━━ Records for this task ━━

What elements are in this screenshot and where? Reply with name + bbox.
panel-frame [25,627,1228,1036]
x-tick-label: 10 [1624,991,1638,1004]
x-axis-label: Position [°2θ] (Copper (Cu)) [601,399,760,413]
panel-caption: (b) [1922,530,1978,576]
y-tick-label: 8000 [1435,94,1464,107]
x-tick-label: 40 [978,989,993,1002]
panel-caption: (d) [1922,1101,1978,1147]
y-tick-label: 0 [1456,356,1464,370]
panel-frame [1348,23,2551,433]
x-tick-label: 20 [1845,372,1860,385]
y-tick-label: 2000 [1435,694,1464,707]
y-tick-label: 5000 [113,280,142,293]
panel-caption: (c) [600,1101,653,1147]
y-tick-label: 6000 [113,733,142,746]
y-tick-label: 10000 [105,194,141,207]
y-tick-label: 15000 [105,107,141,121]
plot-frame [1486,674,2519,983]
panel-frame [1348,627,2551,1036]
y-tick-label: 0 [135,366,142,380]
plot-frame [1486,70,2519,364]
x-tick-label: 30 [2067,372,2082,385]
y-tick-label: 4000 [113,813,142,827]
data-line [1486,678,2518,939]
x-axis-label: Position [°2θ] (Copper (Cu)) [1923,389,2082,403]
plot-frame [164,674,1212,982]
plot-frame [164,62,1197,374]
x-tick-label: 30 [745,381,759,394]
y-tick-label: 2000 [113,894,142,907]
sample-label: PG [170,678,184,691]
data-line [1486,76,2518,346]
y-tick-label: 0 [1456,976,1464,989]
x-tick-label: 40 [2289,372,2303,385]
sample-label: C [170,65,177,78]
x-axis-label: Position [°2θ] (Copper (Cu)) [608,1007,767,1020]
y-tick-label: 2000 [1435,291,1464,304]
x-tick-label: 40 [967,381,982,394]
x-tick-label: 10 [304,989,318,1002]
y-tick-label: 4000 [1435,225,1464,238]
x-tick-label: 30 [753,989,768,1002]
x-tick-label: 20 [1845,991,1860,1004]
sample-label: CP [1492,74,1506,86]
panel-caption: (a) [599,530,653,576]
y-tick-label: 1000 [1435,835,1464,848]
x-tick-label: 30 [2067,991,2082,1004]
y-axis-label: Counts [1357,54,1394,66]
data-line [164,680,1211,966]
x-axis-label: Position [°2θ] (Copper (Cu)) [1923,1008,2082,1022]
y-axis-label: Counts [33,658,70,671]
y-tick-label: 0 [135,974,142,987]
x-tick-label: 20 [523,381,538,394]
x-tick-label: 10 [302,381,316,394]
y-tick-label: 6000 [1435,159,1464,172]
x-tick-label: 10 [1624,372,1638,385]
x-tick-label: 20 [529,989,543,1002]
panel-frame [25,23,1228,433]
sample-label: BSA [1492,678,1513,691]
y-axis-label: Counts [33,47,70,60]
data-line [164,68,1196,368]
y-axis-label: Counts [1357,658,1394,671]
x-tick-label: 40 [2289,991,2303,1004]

━━━

- **Goal**:
Turn every line of the items above into a JSON list of strings, one string per line, skipping any blank lines.

- **The response**:
[
  "What elements are in this screenshot and where? Reply with name + bbox.",
  "panel-frame [25,627,1228,1036]",
  "x-tick-label: 10 [1624,991,1638,1004]",
  "x-axis-label: Position [°2θ] (Copper (Cu)) [601,399,760,413]",
  "panel-caption: (b) [1922,530,1978,576]",
  "y-tick-label: 8000 [1435,94,1464,107]",
  "x-tick-label: 40 [978,989,993,1002]",
  "panel-caption: (d) [1922,1101,1978,1147]",
  "y-tick-label: 0 [1456,356,1464,370]",
  "panel-frame [1348,23,2551,433]",
  "x-tick-label: 20 [1845,372,1860,385]",
  "y-tick-label: 2000 [1435,694,1464,707]",
  "y-tick-label: 5000 [113,280,142,293]",
  "panel-caption: (c) [600,1101,653,1147]",
  "y-tick-label: 6000 [113,733,142,746]",
  "y-tick-label: 10000 [105,194,141,207]",
  "y-tick-label: 15000 [105,107,141,121]",
  "plot-frame [1486,674,2519,983]",
  "panel-frame [1348,627,2551,1036]",
  "y-tick-label: 0 [135,366,142,380]",
  "plot-frame [1486,70,2519,364]",
  "x-tick-label: 30 [2067,372,2082,385]",
  "y-tick-label: 4000 [113,813,142,827]",
  "data-line [1486,678,2518,939]",
  "x-axis-label: Position [°2θ] (Copper (Cu)) [1923,389,2082,403]",
  "plot-frame [164,674,1212,982]",
  "plot-frame [164,62,1197,374]",
  "x-tick-label: 30 [745,381,759,394]",
  "y-tick-label: 2000 [113,894,142,907]",
  "sample-label: PG [170,678,184,691]",
  "data-line [1486,76,2518,346]",
  "y-tick-label: 0 [1456,976,1464,989]",
  "x-tick-label: 40 [2289,372,2303,385]",
  "sample-label: C [170,65,177,78]",
  "x-axis-label: Position [°2θ] (Copper (Cu)) [608,1007,767,1020]",
  "y-tick-label: 2000 [1435,291,1464,304]",
  "x-tick-label: 40 [967,381,982,394]",
  "x-tick-label: 10 [304,989,318,1002]",
  "y-tick-label: 4000 [1435,225,1464,238]",
  "x-tick-label: 30 [753,989,768,1002]",
  "x-tick-label: 20 [1845,991,1860,1004]",
  "sample-label: CP [1492,74,1506,86]",
  "panel-caption: (a) [599,530,653,576]",
  "y-tick-label: 1000 [1435,835,1464,848]",
  "x-tick-label: 30 [2067,991,2082,1004]",
  "y-axis-label: Counts [1357,54,1394,66]",
  "data-line [164,680,1211,966]",
  "x-axis-label: Position [°2θ] (Copper (Cu)) [1923,1008,2082,1022]",
  "y-axis-label: Counts [33,658,70,671]",
  "y-tick-label: 0 [135,974,142,987]",
  "x-tick-label: 20 [523,381,538,394]",
  "x-tick-label: 10 [302,381,316,394]",
  "y-tick-label: 6000 [1435,159,1464,172]",
  "x-tick-label: 10 [1624,372,1638,385]",
  "x-tick-label: 20 [529,989,543,1002]",
  "panel-frame [25,23,1228,433]",
  "sample-label: BSA [1492,678,1513,691]",
  "y-axis-label: Counts [33,47,70,60]",
  "data-line [164,68,1196,368]",
  "y-axis-label: Counts [1357,658,1394,671]",
  "x-tick-label: 40 [2289,991,2303,1004]"
]